Extracted data —
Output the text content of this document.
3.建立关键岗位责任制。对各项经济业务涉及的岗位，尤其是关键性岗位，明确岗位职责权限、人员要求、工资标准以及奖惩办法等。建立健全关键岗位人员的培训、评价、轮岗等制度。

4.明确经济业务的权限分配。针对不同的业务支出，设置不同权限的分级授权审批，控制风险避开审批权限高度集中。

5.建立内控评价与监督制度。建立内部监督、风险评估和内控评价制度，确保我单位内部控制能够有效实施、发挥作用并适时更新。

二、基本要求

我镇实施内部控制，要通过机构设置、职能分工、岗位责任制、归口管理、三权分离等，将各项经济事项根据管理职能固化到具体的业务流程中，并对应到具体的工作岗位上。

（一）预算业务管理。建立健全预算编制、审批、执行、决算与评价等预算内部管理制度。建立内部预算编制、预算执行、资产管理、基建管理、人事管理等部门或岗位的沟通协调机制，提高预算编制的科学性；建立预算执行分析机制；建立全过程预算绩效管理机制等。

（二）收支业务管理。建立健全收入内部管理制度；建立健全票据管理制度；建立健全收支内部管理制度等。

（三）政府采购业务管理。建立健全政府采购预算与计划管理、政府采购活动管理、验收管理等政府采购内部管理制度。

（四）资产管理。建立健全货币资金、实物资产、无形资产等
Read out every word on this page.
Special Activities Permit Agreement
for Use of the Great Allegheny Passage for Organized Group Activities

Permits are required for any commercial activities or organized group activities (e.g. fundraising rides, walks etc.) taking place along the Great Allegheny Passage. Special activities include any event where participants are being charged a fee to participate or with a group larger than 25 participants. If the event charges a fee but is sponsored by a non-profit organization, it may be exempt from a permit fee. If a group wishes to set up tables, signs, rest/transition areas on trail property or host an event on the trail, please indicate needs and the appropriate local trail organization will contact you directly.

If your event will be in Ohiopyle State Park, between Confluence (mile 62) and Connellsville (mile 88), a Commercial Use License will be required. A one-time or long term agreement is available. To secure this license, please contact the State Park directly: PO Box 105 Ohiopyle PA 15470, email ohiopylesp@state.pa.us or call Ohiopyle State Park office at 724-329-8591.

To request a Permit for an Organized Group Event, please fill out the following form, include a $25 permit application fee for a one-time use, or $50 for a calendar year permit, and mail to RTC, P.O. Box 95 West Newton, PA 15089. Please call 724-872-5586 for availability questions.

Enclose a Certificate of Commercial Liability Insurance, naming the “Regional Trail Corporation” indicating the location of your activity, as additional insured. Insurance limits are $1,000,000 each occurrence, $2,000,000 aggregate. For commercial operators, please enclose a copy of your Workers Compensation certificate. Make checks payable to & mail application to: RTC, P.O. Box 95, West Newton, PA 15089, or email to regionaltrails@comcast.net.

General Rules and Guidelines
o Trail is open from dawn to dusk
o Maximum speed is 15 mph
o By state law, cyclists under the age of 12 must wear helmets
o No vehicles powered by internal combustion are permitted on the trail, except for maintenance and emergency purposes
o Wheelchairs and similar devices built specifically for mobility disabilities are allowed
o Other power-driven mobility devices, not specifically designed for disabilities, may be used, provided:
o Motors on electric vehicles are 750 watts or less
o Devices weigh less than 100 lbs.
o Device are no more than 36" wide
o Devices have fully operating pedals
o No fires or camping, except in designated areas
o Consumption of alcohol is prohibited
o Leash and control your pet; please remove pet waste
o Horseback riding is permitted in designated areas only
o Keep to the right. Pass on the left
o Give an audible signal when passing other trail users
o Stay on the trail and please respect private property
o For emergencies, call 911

Work required —
Return each entry from the material above exactly as it appears.

Answer in full —
Output the text content of this document.
3.建立关键岗位责任制。对各项经济业务涉及的岗位，尤其是关键性岗位，明确岗位职责权限、人员要求、工资标准以及奖惩办法等。建立健全关键岗位人员的培训、评价、轮岗等制度。

4.明确经济业务的权限分配。针对不同的业务支出，设置不同权限的分级授权审批，控制风险避开审批权限高度集中。

5.建立内控评价与监督制度。建立内部监督、风险评估和内控评价制度，确保我单位内部控制能够有效实施、发挥作用并适时更新。

二、基本要求

我镇实施内部控制，要通过机构设置、职能分工、岗位责任制、归口管理、三权分离等，将各项经济事项根据管理职能固化到具体的业务流程中，并对应到具体的工作岗位上。

（一）预算业务管理。建立健全预算编制、审批、执行、决算与评价等预算内部管理制度。建立内部预算编制、预算执行、资产管理、基建管理、人事管理等部门或岗位的沟通协调机制，提高预算编制的科学性；建立预算执行分析机制；建立全过程预算绩效管理机制等。

（二）收支业务管理。建立健全收入内部管理制度；建立健全票据管理制度；建立健全收支内部管理制度等。

（三）政府采购业务管理。建立健全政府采购预算与计划管理、政府采购活动管理、验收管理等政府采购内部管理制度。

（四）资产管理。建立健全货币资金、实物资产、无形资产等
Read out every word on this page.
Special Activities Permit Agreement
for Use of the Great Allegheny Passage for Organized Group Activities

Permits are required for any commercial activities or organized group activities (e.g. fundraising rides, walks etc.) taking place along the Great Allegheny Passage. Special activities include any event where participants are being charged a fee to participate or with a group larger than 25 participants. If the event charges a fee but is sponsored by a non-profit organization, it may be exempt from a permit fee. If a group wishes to set up tables, signs, rest/transition areas on trail property or host an event on the trail, please indicate needs and the appropriate local trail organization will contact you directly.

If your event will be in Ohiopyle State Park, between Confluence (mile 62) and Connellsville (mile 88), a Commercial Use License will be required. A one-time or long term agreement is available. To secure this license, please contact the State Park directly: PO Box 105 Ohiopyle PA 15470, email ohiopylesp@state.pa.us or call Ohiopyle State Park office at 724-329-8591.

To request a Permit for an Organized Group Event, please fill out the following form, include a $25 permit application fee for a one-time use, or $50 for a calendar year permit, and mail to RTC, P.O. Box 95 West Newton, PA 15089. Please call 724-872-5586 for availability questions.

Enclose a Certificate of Commercial Liability Insurance, naming the “Regional Trail Corporation” indicating the location of your activity, as additional insured. Insurance limits are $1,000,000 each occurrence, $2,000,000 aggregate. For commercial operators, please enclose a copy of your Workers Compensation certificate. Make checks payable to & mail application to: RTC, P.O. Box 95, West Newton, PA 15089, or email to regionaltrails@comcast.net.

General Rules and Guidelines
o Trail is open from dawn to dusk
o Maximum speed is 15 mph
o By state law, cyclists under the age of 12 must wear helmets
o No vehicles powered by internal combustion are permitted on the trail, except for maintenance and emergency purposes
o Wheelchairs and similar devices built specifically for mobility disabilities are allowed
o Other power-driven mobility devices, not specifically designed for disabilities, may be used, provided:
o Motors on electric vehicles are 750 watts or less
o Devices weigh less than 100 lbs.
o Device are no more than 36" wide
o Devices have fully operating pedals
o No fires or camping, except in designated areas
o Consumption of alcohol is prohibited
o Leash and control your pet; please remove pet waste
o Horseback riding is permitted in designated areas only
o Keep to the right. Pass on the left
o Give an audible signal when passing other trail users
o Stay on the trail and please respect private property
o For emergencies, call 911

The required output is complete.